- DATA ROWS:

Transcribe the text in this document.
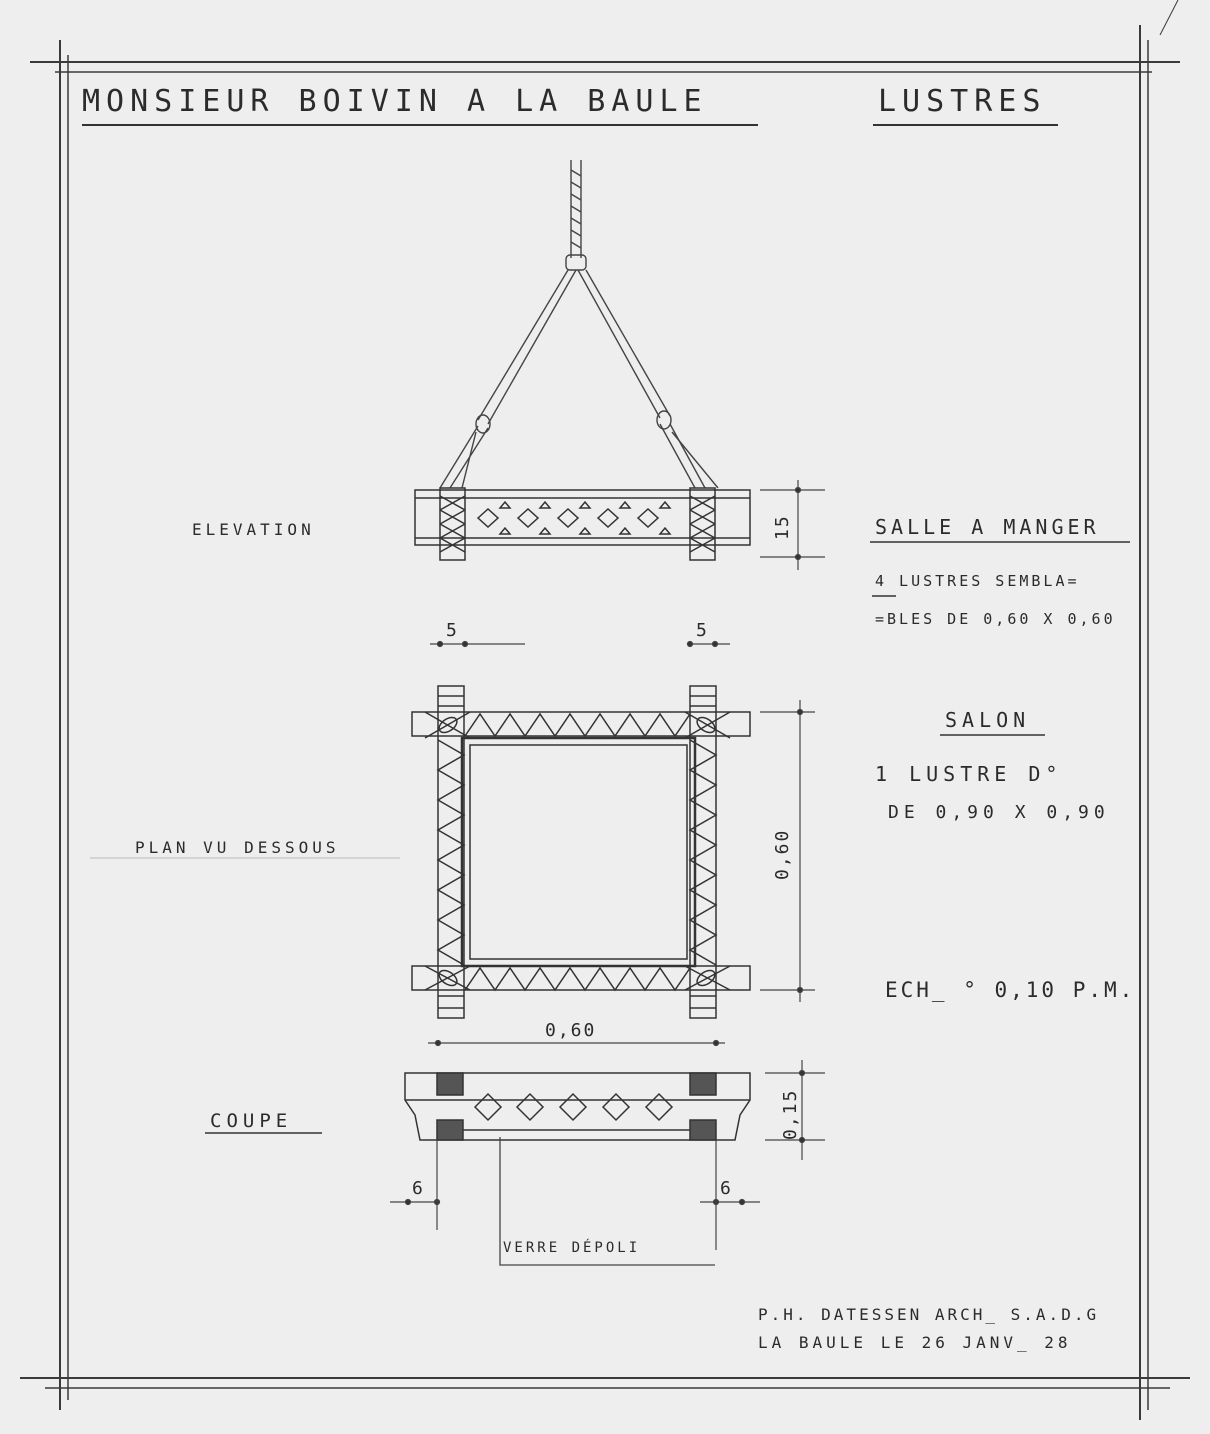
MONSIEUR BOIVIN A LA BAULE	LUSTRES
ELEVATION
PLAN VU DESSOUS
COUPE
15
5	5
0,60
0,60
0,15
6	6
VERRE DÉPOLI
SALLE A MANGER
4 LUSTRES SEMBLA=
=BLES DE 0,60 X 0,60
SALON
1 LUSTRE D°
DE 0,90 X 0,90
ECH_ ° 0,10 P.M.
P.H. DATESSEN ARCH_ S.A.D.G
LA BAULE LE 26 JANV_ 28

- AIM: The records above are to be reproduced exactly; the pictures are to be left out.

- EXPECTED ANSWER:
Transcribe the text in this document.
MONSIEUR BOIVIN A LA BAULE	LUSTRES
ELEVATION
PLAN VU DESSOUS
COUPE
15
5	5
0,60
0,60
0,15
6	6
VERRE DÉPOLI
SALLE A MANGER
4 LUSTRES SEMBLA=
=BLES DE 0,60 X 0,60
SALON
1 LUSTRE D°
DE 0,90 X 0,90
ECH_ ° 0,10 P.M.
P.H. DATESSEN ARCH_ S.A.D.G
LA BAULE LE 26 JANV_ 28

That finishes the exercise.